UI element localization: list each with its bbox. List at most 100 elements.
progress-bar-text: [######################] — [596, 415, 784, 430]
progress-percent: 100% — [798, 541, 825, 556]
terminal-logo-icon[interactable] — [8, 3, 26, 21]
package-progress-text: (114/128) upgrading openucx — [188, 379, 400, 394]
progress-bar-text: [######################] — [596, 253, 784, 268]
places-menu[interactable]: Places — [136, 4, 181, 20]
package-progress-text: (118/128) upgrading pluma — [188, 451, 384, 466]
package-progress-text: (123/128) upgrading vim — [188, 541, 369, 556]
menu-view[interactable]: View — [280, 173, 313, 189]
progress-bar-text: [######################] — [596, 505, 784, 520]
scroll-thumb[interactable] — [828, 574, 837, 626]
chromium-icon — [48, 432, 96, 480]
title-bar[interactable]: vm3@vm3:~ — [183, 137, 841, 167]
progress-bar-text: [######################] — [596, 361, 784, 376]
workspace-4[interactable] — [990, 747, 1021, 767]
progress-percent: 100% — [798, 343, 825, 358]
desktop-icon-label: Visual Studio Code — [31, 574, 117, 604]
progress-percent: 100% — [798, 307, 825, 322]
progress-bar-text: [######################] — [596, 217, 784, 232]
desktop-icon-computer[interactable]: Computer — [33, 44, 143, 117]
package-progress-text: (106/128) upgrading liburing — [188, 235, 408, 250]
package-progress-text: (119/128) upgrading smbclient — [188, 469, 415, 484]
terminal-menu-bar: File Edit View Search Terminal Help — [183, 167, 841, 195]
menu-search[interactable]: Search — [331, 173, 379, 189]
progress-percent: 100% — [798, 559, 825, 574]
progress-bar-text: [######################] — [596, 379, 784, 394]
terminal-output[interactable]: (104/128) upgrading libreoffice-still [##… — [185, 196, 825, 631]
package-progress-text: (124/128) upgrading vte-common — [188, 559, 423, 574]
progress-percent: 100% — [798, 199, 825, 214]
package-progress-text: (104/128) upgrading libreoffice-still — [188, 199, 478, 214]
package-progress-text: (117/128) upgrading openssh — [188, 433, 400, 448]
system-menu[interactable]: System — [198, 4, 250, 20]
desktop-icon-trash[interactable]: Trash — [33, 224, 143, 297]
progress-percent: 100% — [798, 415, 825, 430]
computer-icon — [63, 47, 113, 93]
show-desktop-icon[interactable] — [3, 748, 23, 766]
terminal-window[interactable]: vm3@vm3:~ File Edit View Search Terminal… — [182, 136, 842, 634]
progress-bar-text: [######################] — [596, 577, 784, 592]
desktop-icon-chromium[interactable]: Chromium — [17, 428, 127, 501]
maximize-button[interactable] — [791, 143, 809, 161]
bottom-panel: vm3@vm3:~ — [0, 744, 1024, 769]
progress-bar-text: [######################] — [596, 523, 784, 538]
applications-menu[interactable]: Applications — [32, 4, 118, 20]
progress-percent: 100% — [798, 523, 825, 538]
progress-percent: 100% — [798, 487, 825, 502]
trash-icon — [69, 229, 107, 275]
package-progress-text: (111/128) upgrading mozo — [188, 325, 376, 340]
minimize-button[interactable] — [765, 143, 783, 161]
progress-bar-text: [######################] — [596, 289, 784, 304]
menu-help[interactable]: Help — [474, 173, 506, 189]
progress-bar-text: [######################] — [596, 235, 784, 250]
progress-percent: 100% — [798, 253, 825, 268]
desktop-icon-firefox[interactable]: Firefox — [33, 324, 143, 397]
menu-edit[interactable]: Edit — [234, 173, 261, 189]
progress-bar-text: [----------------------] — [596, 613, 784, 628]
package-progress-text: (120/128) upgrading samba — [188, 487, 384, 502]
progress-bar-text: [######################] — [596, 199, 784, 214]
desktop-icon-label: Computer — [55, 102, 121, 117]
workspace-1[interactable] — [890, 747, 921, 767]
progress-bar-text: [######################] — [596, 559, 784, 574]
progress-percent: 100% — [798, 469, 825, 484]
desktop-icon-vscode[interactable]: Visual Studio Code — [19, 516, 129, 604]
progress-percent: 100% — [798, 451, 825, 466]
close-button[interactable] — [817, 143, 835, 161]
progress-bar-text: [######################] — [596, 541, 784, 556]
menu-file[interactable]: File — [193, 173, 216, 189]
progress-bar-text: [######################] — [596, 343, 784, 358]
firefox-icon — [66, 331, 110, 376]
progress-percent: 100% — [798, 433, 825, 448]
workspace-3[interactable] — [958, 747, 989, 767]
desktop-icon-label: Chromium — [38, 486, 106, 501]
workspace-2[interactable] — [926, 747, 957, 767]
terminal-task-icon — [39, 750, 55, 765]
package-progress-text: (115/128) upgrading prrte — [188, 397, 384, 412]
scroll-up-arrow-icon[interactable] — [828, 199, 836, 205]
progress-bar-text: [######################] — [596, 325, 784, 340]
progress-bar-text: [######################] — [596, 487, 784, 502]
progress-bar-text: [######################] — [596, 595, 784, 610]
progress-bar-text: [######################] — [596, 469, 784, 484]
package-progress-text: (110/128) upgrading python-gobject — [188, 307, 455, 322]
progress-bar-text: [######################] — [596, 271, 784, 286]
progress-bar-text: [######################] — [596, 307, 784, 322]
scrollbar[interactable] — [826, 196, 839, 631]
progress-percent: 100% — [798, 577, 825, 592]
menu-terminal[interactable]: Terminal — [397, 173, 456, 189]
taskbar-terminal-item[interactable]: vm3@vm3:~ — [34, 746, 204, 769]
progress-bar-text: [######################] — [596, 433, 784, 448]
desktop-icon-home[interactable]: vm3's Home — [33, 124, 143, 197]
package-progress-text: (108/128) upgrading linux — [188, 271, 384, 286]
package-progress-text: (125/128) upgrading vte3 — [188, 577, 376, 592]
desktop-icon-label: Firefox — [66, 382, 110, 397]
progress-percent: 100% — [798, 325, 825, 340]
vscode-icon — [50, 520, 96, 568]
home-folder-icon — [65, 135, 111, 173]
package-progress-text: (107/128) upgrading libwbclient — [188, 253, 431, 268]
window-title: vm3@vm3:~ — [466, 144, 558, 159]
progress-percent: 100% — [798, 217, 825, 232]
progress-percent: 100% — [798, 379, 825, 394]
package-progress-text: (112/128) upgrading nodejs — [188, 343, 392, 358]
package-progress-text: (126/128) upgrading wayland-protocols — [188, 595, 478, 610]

● ● ● ● ●

Reproduce all of the material above line for line, without any changes.

UI element localization: list each with its bbox. List at most 100 elements.
progress-bar-text: [######################] — [596, 415, 784, 430]
progress-percent: 100% — [798, 541, 825, 556]
terminal-logo-icon[interactable] — [8, 3, 26, 21]
package-progress-text: (114/128) upgrading openucx — [188, 379, 400, 394]
progress-bar-text: [######################] — [596, 253, 784, 268]
places-menu[interactable]: Places — [136, 4, 181, 20]
package-progress-text: (118/128) upgrading pluma — [188, 451, 384, 466]
package-progress-text: (123/128) upgrading vim — [188, 541, 369, 556]
menu-view[interactable]: View — [280, 173, 313, 189]
progress-bar-text: [######################] — [596, 505, 784, 520]
scroll-thumb[interactable] — [828, 574, 837, 626]
chromium-icon — [48, 432, 96, 480]
title-bar[interactable]: vm3@vm3:~ — [183, 137, 841, 167]
progress-bar-text: [######################] — [596, 361, 784, 376]
workspace-4[interactable] — [990, 747, 1021, 767]
progress-percent: 100% — [798, 343, 825, 358]
desktop-icon-label: Visual Studio Code — [31, 574, 117, 604]
progress-percent: 100% — [798, 307, 825, 322]
progress-bar-text: [######################] — [596, 217, 784, 232]
desktop-icon-computer[interactable]: Computer — [33, 44, 143, 117]
package-progress-text: (106/128) upgrading liburing — [188, 235, 408, 250]
package-progress-text: (119/128) upgrading smbclient — [188, 469, 415, 484]
terminal-menu-bar: File Edit View Search Terminal Help — [183, 167, 841, 195]
menu-search[interactable]: Search — [331, 173, 379, 189]
progress-percent: 100% — [798, 559, 825, 574]
progress-bar-text: [######################] — [596, 379, 784, 394]
terminal-output[interactable]: (104/128) upgrading libreoffice-still [##… — [185, 196, 825, 631]
package-progress-text: (124/128) upgrading vte-common — [188, 559, 423, 574]
progress-percent: 100% — [798, 199, 825, 214]
package-progress-text: (104/128) upgrading libreoffice-still — [188, 199, 478, 214]
package-progress-text: (117/128) upgrading openssh — [188, 433, 400, 448]
system-menu[interactable]: System — [198, 4, 250, 20]
desktop-icon-trash[interactable]: Trash — [33, 224, 143, 297]
progress-percent: 100% — [798, 415, 825, 430]
computer-icon — [63, 47, 113, 93]
show-desktop-icon[interactable] — [3, 748, 23, 766]
terminal-window[interactable]: vm3@vm3:~ File Edit View Search Terminal… — [182, 136, 842, 634]
progress-bar-text: [######################] — [596, 577, 784, 592]
desktop-icon-chromium[interactable]: Chromium — [17, 428, 127, 501]
maximize-button[interactable] — [791, 143, 809, 161]
bottom-panel: vm3@vm3:~ — [0, 744, 1024, 769]
progress-bar-text: [######################] — [596, 523, 784, 538]
applications-menu[interactable]: Applications — [32, 4, 118, 20]
progress-percent: 100% — [798, 523, 825, 538]
progress-percent: 100% — [798, 487, 825, 502]
trash-icon — [69, 229, 107, 275]
package-progress-text: (111/128) upgrading mozo — [188, 325, 376, 340]
minimize-button[interactable] — [765, 143, 783, 161]
progress-bar-text: [######################] — [596, 289, 784, 304]
menu-help[interactable]: Help — [474, 173, 506, 189]
progress-bar-text: [######################] — [596, 235, 784, 250]
progress-percent: 100% — [798, 253, 825, 268]
desktop-icon-firefox[interactable]: Firefox — [33, 324, 143, 397]
menu-edit[interactable]: Edit — [234, 173, 261, 189]
progress-bar-text: [----------------------] — [596, 613, 784, 628]
package-progress-text: (120/128) upgrading samba — [188, 487, 384, 502]
progress-bar-text: [######################] — [596, 199, 784, 214]
desktop-icon-label: Computer — [55, 102, 121, 117]
workspace-1[interactable] — [890, 747, 921, 767]
progress-bar-text: [######################] — [596, 559, 784, 574]
progress-percent: 100% — [798, 469, 825, 484]
desktop-icon-vscode[interactable]: Visual Studio Code — [19, 516, 129, 604]
progress-percent: 100% — [798, 451, 825, 466]
close-button[interactable] — [817, 143, 835, 161]
progress-bar-text: [######################] — [596, 541, 784, 556]
menu-file[interactable]: File — [193, 173, 216, 189]
progress-bar-text: [######################] — [596, 343, 784, 358]
firefox-icon — [66, 331, 110, 376]
progress-percent: 100% — [798, 433, 825, 448]
workspace-3[interactable] — [958, 747, 989, 767]
desktop-icon-label: Chromium — [38, 486, 106, 501]
workspace-2[interactable] — [926, 747, 957, 767]
terminal-task-icon — [39, 750, 55, 765]
package-progress-text: (115/128) upgrading prrte — [188, 397, 384, 412]
scroll-up-arrow-icon[interactable] — [828, 199, 836, 205]
progress-bar-text: [######################] — [596, 325, 784, 340]
progress-bar-text: [######################] — [596, 487, 784, 502]
progress-bar-text: [######################] — [596, 595, 784, 610]
progress-bar-text: [######################] — [596, 469, 784, 484]
package-progress-text: (110/128) upgrading python-gobject — [188, 307, 455, 322]
progress-bar-text: [######################] — [596, 271, 784, 286]
progress-bar-text: [######################] — [596, 307, 784, 322]
scrollbar[interactable] — [826, 196, 839, 631]
progress-percent: 100% — [798, 577, 825, 592]
menu-terminal[interactable]: Terminal — [397, 173, 456, 189]
taskbar-terminal-item[interactable]: vm3@vm3:~ — [34, 746, 204, 769]
progress-bar-text: [######################] — [596, 433, 784, 448]
desktop-icon-home[interactable]: vm3's Home — [33, 124, 143, 197]
package-progress-text: (108/128) upgrading linux — [188, 271, 384, 286]
package-progress-text: (125/128) upgrading vte3 — [188, 577, 376, 592]
desktop-icon-label: Firefox — [66, 382, 110, 397]
progress-percent: 100% — [798, 325, 825, 340]
vscode-icon — [50, 520, 96, 568]
home-folder-icon — [65, 135, 111, 173]
package-progress-text: (107/128) upgrading libwbclient — [188, 253, 431, 268]
window-title: vm3@vm3:~ — [466, 144, 558, 159]
progress-percent: 100% — [798, 217, 825, 232]
progress-percent: 100% — [798, 379, 825, 394]
package-progress-text: (112/128) upgrading nodejs — [188, 343, 392, 358]
package-progress-text: (126/128) upgrading wayland-protocols — [188, 595, 478, 610]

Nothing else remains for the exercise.